Objective: Search the records that follow and extract every line containing the string "each".

start Supplied data

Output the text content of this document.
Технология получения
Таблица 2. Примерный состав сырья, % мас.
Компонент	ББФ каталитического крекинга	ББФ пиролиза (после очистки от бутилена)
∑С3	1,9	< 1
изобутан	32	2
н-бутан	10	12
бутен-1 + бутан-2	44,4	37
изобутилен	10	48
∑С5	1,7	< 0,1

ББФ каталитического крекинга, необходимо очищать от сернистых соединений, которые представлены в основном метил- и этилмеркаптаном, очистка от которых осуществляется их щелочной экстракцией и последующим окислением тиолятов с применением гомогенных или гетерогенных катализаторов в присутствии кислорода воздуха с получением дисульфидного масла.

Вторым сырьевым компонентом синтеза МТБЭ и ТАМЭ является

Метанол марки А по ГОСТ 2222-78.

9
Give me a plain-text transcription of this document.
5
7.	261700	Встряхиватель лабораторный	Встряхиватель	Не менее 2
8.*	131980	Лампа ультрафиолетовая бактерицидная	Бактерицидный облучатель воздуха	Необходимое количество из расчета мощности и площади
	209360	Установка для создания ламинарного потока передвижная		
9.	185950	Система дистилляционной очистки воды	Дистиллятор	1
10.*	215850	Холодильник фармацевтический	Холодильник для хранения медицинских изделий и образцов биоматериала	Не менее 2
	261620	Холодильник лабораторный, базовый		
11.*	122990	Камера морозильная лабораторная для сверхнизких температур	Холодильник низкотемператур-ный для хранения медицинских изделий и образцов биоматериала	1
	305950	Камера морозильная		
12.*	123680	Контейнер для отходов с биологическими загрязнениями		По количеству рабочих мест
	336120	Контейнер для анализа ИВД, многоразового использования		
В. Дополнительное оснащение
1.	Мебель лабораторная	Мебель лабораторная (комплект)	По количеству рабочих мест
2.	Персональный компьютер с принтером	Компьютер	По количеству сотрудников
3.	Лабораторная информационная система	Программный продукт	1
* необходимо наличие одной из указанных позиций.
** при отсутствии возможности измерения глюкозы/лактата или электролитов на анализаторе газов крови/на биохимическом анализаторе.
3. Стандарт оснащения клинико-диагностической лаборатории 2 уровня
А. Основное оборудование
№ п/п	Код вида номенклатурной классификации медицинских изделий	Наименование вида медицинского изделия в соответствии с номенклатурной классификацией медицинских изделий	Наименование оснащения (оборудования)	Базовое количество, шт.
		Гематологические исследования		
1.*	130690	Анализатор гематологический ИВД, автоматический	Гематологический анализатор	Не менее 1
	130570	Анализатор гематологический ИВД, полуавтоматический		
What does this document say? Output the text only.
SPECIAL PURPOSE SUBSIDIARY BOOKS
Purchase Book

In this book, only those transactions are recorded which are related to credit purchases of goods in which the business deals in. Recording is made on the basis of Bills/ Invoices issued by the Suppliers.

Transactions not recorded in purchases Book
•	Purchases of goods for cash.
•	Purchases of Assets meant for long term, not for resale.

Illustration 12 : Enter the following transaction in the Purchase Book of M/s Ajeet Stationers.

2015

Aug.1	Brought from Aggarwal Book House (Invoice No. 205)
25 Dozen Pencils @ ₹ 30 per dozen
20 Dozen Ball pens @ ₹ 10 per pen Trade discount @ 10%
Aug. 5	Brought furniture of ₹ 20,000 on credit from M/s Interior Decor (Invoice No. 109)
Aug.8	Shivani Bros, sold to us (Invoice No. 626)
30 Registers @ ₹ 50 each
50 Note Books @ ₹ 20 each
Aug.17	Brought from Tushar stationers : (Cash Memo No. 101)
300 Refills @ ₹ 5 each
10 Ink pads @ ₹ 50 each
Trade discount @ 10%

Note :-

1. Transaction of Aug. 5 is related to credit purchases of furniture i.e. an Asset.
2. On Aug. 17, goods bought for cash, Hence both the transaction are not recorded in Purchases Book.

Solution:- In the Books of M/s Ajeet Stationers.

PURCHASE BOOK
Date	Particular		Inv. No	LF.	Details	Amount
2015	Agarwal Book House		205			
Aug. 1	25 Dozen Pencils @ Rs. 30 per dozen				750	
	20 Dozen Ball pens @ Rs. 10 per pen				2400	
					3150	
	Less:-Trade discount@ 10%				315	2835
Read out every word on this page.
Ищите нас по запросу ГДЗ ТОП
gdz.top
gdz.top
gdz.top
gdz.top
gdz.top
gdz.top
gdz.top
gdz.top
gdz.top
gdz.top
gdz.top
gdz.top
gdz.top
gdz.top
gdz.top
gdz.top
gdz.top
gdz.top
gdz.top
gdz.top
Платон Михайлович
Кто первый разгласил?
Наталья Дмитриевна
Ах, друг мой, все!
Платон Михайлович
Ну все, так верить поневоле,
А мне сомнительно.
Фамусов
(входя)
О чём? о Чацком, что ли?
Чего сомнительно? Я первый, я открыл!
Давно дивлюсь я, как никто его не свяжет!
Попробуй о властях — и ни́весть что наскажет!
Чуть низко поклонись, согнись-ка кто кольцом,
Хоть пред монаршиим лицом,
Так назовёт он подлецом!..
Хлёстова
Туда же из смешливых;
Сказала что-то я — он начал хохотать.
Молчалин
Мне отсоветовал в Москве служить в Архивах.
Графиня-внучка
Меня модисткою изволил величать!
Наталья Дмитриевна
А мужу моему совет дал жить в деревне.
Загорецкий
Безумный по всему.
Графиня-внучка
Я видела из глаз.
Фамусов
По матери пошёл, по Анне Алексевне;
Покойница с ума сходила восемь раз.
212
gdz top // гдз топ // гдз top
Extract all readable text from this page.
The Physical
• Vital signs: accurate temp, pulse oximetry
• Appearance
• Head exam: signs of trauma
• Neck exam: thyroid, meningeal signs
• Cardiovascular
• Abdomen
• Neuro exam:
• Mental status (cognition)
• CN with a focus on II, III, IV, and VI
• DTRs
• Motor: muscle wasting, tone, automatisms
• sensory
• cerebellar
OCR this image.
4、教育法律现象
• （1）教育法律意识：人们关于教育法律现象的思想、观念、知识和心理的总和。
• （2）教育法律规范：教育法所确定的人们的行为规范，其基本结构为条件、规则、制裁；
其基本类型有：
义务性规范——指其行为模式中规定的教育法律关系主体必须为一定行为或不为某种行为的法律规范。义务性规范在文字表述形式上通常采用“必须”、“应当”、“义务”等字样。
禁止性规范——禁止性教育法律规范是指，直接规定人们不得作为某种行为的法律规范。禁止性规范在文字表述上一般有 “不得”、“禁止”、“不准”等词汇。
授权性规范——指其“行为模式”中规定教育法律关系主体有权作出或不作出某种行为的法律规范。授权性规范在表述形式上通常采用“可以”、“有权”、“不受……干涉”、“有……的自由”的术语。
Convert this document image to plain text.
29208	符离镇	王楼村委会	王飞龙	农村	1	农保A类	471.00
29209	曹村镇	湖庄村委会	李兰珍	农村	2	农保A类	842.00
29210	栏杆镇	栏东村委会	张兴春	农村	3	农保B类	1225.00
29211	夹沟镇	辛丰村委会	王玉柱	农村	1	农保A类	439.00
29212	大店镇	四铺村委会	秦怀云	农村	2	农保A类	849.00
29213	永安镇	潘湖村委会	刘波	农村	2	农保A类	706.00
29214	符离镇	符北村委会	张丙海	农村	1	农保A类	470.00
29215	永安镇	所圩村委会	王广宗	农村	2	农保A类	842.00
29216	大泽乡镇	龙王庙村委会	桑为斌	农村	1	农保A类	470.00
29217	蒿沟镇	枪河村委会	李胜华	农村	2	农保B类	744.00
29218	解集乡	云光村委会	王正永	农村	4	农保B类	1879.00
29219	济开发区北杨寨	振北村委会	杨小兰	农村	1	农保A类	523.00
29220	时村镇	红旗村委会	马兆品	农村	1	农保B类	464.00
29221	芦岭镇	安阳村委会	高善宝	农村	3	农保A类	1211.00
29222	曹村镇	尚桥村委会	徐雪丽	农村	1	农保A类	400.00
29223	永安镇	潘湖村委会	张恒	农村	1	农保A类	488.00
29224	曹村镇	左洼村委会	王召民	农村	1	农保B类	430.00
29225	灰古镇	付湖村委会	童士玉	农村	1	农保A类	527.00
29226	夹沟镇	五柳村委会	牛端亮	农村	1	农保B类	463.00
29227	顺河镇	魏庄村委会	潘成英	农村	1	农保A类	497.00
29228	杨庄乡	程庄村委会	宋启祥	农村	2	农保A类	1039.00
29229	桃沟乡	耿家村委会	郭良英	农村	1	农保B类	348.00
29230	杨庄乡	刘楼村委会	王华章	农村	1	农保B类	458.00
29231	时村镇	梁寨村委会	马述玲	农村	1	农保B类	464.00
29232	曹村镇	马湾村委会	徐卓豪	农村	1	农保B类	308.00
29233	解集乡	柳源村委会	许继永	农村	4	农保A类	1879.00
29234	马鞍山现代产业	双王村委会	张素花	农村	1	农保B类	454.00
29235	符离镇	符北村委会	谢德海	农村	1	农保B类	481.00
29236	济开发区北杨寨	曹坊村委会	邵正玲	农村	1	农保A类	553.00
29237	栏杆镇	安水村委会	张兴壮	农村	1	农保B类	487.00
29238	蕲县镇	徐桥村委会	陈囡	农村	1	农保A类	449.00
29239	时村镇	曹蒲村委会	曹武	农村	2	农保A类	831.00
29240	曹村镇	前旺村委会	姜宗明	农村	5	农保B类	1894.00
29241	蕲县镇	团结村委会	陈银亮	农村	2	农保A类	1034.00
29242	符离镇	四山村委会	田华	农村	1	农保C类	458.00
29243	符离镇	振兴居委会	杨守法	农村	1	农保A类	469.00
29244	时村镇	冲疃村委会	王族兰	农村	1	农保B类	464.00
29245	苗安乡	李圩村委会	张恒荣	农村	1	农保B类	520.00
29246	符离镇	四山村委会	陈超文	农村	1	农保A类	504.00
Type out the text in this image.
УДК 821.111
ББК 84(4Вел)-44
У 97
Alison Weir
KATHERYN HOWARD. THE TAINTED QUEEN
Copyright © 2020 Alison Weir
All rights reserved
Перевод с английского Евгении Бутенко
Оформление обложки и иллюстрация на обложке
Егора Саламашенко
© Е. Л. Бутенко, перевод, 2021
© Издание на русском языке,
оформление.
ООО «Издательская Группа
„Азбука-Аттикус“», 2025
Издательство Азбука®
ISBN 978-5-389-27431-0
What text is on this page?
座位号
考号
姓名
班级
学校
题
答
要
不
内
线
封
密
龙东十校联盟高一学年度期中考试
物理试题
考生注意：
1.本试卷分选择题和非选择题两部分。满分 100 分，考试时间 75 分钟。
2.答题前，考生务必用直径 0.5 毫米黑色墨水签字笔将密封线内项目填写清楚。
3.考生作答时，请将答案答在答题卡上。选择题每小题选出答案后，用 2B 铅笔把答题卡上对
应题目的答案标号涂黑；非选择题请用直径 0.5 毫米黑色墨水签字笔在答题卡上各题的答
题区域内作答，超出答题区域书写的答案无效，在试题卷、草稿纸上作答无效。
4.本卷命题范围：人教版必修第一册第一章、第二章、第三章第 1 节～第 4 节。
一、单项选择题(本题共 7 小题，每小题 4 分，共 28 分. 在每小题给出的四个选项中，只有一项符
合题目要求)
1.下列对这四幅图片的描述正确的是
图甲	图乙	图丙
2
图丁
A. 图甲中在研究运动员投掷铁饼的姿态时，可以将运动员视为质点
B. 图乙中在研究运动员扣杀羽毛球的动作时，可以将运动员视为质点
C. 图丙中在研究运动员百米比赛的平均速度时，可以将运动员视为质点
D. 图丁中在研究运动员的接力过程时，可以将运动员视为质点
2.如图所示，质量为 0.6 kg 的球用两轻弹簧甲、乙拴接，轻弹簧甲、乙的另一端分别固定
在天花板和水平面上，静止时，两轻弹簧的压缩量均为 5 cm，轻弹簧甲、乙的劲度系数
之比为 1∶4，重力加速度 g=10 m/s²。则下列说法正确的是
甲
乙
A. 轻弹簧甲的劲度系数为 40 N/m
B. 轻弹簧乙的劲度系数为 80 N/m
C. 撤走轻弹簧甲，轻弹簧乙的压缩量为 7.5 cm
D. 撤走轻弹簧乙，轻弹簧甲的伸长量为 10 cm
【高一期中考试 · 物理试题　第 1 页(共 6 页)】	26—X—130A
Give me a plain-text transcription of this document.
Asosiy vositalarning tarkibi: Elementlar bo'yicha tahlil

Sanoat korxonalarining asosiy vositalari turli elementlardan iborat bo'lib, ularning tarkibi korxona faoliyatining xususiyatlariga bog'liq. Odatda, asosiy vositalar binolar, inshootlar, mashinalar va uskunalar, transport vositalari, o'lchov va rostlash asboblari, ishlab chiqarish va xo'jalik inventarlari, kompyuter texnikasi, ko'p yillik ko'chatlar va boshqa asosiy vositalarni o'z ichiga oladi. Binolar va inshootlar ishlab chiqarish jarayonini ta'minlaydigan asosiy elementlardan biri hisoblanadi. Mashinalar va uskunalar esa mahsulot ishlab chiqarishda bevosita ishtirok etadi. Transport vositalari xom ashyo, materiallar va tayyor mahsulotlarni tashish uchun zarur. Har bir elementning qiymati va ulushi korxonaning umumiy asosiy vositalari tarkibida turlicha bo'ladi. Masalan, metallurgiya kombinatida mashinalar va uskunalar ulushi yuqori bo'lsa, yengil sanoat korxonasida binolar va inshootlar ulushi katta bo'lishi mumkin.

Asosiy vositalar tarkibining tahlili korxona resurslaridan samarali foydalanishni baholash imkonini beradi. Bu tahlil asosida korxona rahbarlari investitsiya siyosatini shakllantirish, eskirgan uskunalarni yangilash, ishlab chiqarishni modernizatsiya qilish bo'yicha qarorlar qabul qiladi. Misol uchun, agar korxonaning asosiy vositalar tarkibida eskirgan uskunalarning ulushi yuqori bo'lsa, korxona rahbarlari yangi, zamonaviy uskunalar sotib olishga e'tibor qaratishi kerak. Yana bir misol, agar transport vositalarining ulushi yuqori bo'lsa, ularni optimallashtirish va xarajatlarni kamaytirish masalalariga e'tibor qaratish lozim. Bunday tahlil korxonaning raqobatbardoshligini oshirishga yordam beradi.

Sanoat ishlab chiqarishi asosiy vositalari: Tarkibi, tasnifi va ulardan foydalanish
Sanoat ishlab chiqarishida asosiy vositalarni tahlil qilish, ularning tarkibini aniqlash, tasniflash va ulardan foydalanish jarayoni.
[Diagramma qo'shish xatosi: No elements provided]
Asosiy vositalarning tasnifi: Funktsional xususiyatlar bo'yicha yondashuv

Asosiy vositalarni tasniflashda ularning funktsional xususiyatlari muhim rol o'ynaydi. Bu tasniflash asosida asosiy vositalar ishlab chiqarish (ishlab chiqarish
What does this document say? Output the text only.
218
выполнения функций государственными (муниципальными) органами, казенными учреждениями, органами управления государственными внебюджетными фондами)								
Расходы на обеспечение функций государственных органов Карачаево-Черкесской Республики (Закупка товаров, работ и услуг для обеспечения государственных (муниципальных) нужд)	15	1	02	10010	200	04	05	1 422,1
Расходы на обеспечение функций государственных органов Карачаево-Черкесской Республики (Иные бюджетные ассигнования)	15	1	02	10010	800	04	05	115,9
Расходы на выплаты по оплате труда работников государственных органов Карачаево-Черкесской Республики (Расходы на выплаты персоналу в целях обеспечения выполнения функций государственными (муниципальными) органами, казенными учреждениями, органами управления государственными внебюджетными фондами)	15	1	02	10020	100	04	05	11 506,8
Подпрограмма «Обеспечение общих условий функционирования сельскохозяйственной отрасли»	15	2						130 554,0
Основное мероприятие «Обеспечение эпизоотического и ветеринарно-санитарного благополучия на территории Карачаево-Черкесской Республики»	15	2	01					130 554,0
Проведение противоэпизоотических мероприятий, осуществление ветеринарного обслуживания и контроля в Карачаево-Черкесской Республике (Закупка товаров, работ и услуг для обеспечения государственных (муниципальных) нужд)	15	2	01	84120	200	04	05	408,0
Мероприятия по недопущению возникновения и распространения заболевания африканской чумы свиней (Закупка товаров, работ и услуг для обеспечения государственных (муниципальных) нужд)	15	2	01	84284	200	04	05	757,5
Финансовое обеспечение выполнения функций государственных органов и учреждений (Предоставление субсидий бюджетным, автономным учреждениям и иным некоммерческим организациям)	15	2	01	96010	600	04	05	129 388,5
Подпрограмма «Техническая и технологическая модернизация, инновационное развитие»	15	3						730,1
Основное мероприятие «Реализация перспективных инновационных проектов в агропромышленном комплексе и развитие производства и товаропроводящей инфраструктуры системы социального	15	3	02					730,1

end Supplied data

Output of the task:
30 Registers @ ₹ 50 each
50 Note Books @ ₹ 20 each
300 Refills @ ₹ 5 each
10 Ink pads @ ₹ 50 each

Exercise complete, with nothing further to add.